§ **DATA FOR THIS TASK**:
________________

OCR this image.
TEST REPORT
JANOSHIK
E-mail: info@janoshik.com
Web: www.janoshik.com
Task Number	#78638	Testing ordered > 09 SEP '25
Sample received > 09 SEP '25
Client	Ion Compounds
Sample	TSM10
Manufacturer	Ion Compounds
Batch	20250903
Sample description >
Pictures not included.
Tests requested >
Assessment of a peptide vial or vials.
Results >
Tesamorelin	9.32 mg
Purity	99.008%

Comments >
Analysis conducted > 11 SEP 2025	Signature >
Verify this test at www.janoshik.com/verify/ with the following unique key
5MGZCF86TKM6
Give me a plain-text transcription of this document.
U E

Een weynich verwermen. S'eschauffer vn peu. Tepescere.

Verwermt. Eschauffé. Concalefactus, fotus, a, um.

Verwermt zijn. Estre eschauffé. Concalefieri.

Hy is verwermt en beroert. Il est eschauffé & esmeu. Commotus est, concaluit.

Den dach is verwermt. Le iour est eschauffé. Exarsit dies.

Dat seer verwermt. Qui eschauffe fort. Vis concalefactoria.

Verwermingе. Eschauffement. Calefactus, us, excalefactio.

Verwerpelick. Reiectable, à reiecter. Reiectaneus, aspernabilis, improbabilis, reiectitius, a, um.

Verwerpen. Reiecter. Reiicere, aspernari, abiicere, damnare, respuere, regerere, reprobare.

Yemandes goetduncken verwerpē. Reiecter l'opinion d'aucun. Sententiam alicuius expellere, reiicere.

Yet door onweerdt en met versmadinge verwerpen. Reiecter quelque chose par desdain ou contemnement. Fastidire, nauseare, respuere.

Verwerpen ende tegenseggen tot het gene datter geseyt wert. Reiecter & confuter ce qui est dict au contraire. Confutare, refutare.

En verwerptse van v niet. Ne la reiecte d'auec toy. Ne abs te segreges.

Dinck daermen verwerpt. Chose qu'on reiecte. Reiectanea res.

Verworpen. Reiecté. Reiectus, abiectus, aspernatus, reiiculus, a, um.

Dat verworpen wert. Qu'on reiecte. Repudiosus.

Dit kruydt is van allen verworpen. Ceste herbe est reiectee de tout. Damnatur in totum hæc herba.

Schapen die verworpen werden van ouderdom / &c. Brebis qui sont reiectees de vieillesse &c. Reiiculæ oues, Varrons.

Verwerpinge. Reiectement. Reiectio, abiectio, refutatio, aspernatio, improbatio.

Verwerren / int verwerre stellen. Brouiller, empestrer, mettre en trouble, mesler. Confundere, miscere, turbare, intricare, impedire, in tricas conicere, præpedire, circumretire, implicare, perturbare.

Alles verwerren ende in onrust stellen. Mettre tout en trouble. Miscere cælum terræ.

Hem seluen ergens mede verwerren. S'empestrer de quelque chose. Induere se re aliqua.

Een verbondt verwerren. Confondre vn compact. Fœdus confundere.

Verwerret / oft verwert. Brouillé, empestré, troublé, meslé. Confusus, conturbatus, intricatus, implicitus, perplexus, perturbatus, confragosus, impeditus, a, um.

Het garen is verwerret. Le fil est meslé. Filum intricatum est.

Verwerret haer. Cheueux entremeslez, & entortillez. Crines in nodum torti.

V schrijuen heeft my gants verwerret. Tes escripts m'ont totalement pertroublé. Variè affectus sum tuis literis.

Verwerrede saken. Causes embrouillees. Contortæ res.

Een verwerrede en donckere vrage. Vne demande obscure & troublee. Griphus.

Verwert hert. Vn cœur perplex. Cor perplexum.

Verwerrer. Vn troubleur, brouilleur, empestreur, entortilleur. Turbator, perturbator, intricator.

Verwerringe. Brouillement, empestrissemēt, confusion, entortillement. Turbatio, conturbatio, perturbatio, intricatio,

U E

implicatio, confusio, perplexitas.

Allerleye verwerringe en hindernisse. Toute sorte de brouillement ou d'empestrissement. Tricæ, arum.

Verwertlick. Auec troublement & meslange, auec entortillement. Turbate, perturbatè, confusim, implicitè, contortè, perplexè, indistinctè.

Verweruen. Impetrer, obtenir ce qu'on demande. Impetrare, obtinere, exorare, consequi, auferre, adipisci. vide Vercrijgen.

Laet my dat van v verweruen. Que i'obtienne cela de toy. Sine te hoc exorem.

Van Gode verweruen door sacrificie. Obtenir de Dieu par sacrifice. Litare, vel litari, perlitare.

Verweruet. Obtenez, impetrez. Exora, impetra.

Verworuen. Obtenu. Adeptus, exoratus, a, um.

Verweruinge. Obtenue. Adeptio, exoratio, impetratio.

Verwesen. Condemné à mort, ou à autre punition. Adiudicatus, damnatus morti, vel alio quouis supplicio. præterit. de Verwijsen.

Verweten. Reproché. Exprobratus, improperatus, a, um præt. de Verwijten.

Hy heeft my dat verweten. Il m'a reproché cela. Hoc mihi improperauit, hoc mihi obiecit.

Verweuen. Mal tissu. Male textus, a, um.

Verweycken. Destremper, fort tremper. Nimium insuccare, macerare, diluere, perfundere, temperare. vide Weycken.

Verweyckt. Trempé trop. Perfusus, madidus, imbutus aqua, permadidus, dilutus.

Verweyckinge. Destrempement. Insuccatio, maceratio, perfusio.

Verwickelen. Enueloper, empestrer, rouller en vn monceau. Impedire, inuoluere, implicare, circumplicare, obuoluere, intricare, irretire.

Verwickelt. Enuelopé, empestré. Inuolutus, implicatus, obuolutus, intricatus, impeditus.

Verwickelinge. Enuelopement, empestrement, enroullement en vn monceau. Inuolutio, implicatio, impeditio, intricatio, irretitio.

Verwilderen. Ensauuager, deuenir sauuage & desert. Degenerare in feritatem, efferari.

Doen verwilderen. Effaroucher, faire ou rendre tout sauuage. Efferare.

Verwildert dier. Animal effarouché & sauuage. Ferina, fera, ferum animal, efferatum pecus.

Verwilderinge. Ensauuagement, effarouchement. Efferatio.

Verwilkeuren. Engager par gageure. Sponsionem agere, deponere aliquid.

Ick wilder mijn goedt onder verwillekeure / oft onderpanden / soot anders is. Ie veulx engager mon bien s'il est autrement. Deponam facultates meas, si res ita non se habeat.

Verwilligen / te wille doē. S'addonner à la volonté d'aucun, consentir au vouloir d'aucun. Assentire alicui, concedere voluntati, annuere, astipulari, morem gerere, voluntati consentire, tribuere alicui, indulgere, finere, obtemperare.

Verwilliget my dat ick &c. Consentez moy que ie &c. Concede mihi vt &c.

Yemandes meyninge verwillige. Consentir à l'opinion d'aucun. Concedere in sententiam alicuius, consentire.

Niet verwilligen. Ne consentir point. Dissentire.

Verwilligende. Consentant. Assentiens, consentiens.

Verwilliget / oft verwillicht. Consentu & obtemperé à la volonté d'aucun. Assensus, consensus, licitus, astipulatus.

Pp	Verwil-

________________

§ **EXERCISE DETAILS**: Retype all the data verbatim.

§ **RESPONSE TO THIS EXERCISE**:
OCR this image.
TEST REPORT
JANOSHIK
E-mail: info@janoshik.com
Web: www.janoshik.com
Task Number	#78638	Testing ordered > 09 SEP '25
Sample received > 09 SEP '25
Client	Ion Compounds
Sample	TSM10
Manufacturer	Ion Compounds
Batch	20250903
Sample description >
Pictures not included.
Tests requested >
Assessment of a peptide vial or vials.
Results >
Tesamorelin	9.32 mg
Purity	99.008%

Comments >
Analysis conducted > 11 SEP 2025	Signature >
Verify this test at www.janoshik.com/verify/ with the following unique key
5MGZCF86TKM6
Give me a plain-text transcription of this document.
U E

Een weynich verwermen. S'eschauffer vn peu. Tepescere.

Verwermt. Eschauffé. Concalefactus, fotus, a, um.

Verwermt zijn. Estre eschauffé. Concalefieri.

Hy is verwermt en beroert. Il est eschauffé & esmeu. Commotus est, concaluit.

Den dach is verwermt. Le iour est eschauffé. Exarsit dies.

Dat seer verwermt. Qui eschauffe fort. Vis concalefactoria.

Verwermingе. Eschauffement. Calefactus, us, excalefactio.

Verwerpelick. Reiectable, à reiecter. Reiectaneus, aspernabilis, improbabilis, reiectitius, a, um.

Verwerpen. Reiecter. Reiicere, aspernari, abiicere, damnare, respuere, regerere, reprobare.

Yemandes goetduncken verwerpē. Reiecter l'opinion d'aucun. Sententiam alicuius expellere, reiicere.

Yet door onweerdt en met versmadinge verwerpen. Reiecter quelque chose par desdain ou contemnement. Fastidire, nauseare, respuere.

Verwerpen ende tegenseggen tot het gene datter geseyt wert. Reiecter & confuter ce qui est dict au contraire. Confutare, refutare.

En verwerptse van v niet. Ne la reiecte d'auec toy. Ne abs te segreges.

Dinck daermen verwerpt. Chose qu'on reiecte. Reiectanea res.

Verworpen. Reiecté. Reiectus, abiectus, aspernatus, reiiculus, a, um.

Dat verworpen wert. Qu'on reiecte. Repudiosus.

Dit kruydt is van allen verworpen. Ceste herbe est reiectee de tout. Damnatur in totum hæc herba.

Schapen die verworpen werden van ouderdom / &c. Brebis qui sont reiectees de vieillesse &c. Reiiculæ oues, Varrons.

Verwerpinge. Reiectement. Reiectio, abiectio, refutatio, aspernatio, improbatio.

Verwerren / int verwerre stellen. Brouiller, empestrer, mettre en trouble, mesler. Confundere, miscere, turbare, intricare, impedire, in tricas conicere, præpedire, circumretire, implicare, perturbare.

Alles verwerren ende in onrust stellen. Mettre tout en trouble. Miscere cælum terræ.

Hem seluen ergens mede verwerren. S'empestrer de quelque chose. Induere se re aliqua.

Een verbondt verwerren. Confondre vn compact. Fœdus confundere.

Verwerret / oft verwert. Brouillé, empestré, troublé, meslé. Confusus, conturbatus, intricatus, implicitus, perplexus, perturbatus, confragosus, impeditus, a, um.

Het garen is verwerret. Le fil est meslé. Filum intricatum est.

Verwerret haer. Cheueux entremeslez, & entortillez. Crines in nodum torti.

V schrijuen heeft my gants verwerret. Tes escripts m'ont totalement pertroublé. Variè affectus sum tuis literis.

Verwerrede saken. Causes embrouillees. Contortæ res.

Een verwerrede en donckere vrage. Vne demande obscure & troublee. Griphus.

Verwert hert. Vn cœur perplex. Cor perplexum.

Verwerrer. Vn troubleur, brouilleur, empestreur, entortilleur. Turbator, perturbator, intricator.

Verwerringe. Brouillement, empestrissemēt, confusion, entortillement. Turbatio, conturbatio, perturbatio, intricatio,

U E

implicatio, confusio, perplexitas.

Allerleye verwerringe en hindernisse. Toute sorte de brouillement ou d'empestrissement. Tricæ, arum.

Verwertlick. Auec troublement & meslange, auec entortillement. Turbate, perturbatè, confusim, implicitè, contortè, perplexè, indistinctè.

Verweruen. Impetrer, obtenir ce qu'on demande. Impetrare, obtinere, exorare, consequi, auferre, adipisci. vide Vercrijgen.

Laet my dat van v verweruen. Que i'obtienne cela de toy. Sine te hoc exorem.

Van Gode verweruen door sacrificie. Obtenir de Dieu par sacrifice. Litare, vel litari, perlitare.

Verweruet. Obtenez, impetrez. Exora, impetra.

Verworuen. Obtenu. Adeptus, exoratus, a, um.

Verweruinge. Obtenue. Adeptio, exoratio, impetratio.

Verwesen. Condemné à mort, ou à autre punition. Adiudicatus, damnatus morti, vel alio quouis supplicio. præterit. de Verwijsen.

Verweten. Reproché. Exprobratus, improperatus, a, um præt. de Verwijten.

Hy heeft my dat verweten. Il m'a reproché cela. Hoc mihi improperauit, hoc mihi obiecit.

Verweuen. Mal tissu. Male textus, a, um.

Verweycken. Destremper, fort tremper. Nimium insuccare, macerare, diluere, perfundere, temperare. vide Weycken.

Verweyckt. Trempé trop. Perfusus, madidus, imbutus aqua, permadidus, dilutus.

Verweyckinge. Destrempement. Insuccatio, maceratio, perfusio.

Verwickelen. Enueloper, empestrer, rouller en vn monceau. Impedire, inuoluere, implicare, circumplicare, obuoluere, intricare, irretire.

Verwickelt. Enuelopé, empestré. Inuolutus, implicatus, obuolutus, intricatus, impeditus.

Verwickelinge. Enuelopement, empestrement, enroullement en vn monceau. Inuolutio, implicatio, impeditio, intricatio, irretitio.

Verwilderen. Ensauuager, deuenir sauuage & desert. Degenerare in feritatem, efferari.

Doen verwilderen. Effaroucher, faire ou rendre tout sauuage. Efferare.

Verwildert dier. Animal effarouché & sauuage. Ferina, fera, ferum animal, efferatum pecus.

Verwilderinge. Ensauuagement, effarouchement. Efferatio.

Verwilkeuren. Engager par gageure. Sponsionem agere, deponere aliquid.

Ick wilder mijn goedt onder verwillekeure / oft onderpanden / soot anders is. Ie veulx engager mon bien s'il est autrement. Deponam facultates meas, si res ita non se habeat.

Verwilligen / te wille doē. S'addonner à la volonté d'aucun, consentir au vouloir d'aucun. Assentire alicui, concedere voluntati, annuere, astipulari, morem gerere, voluntati consentire, tribuere alicui, indulgere, finere, obtemperare.

Verwilliget my dat ick &c. Consentez moy que ie &c. Concede mihi vt &c.

Yemandes meyninge verwillige. Consentir à l'opinion d'aucun. Concedere in sententiam alicuius, consentire.

Niet verwilligen. Ne consentir point. Dissentire.

Verwilligende. Consentant. Assentiens, consentiens.

Verwilliget / oft verwillicht. Consentu & obtemperé à la volonté d'aucun. Assensus, consensus, licitus, astipulatus.

Pp	Verwil-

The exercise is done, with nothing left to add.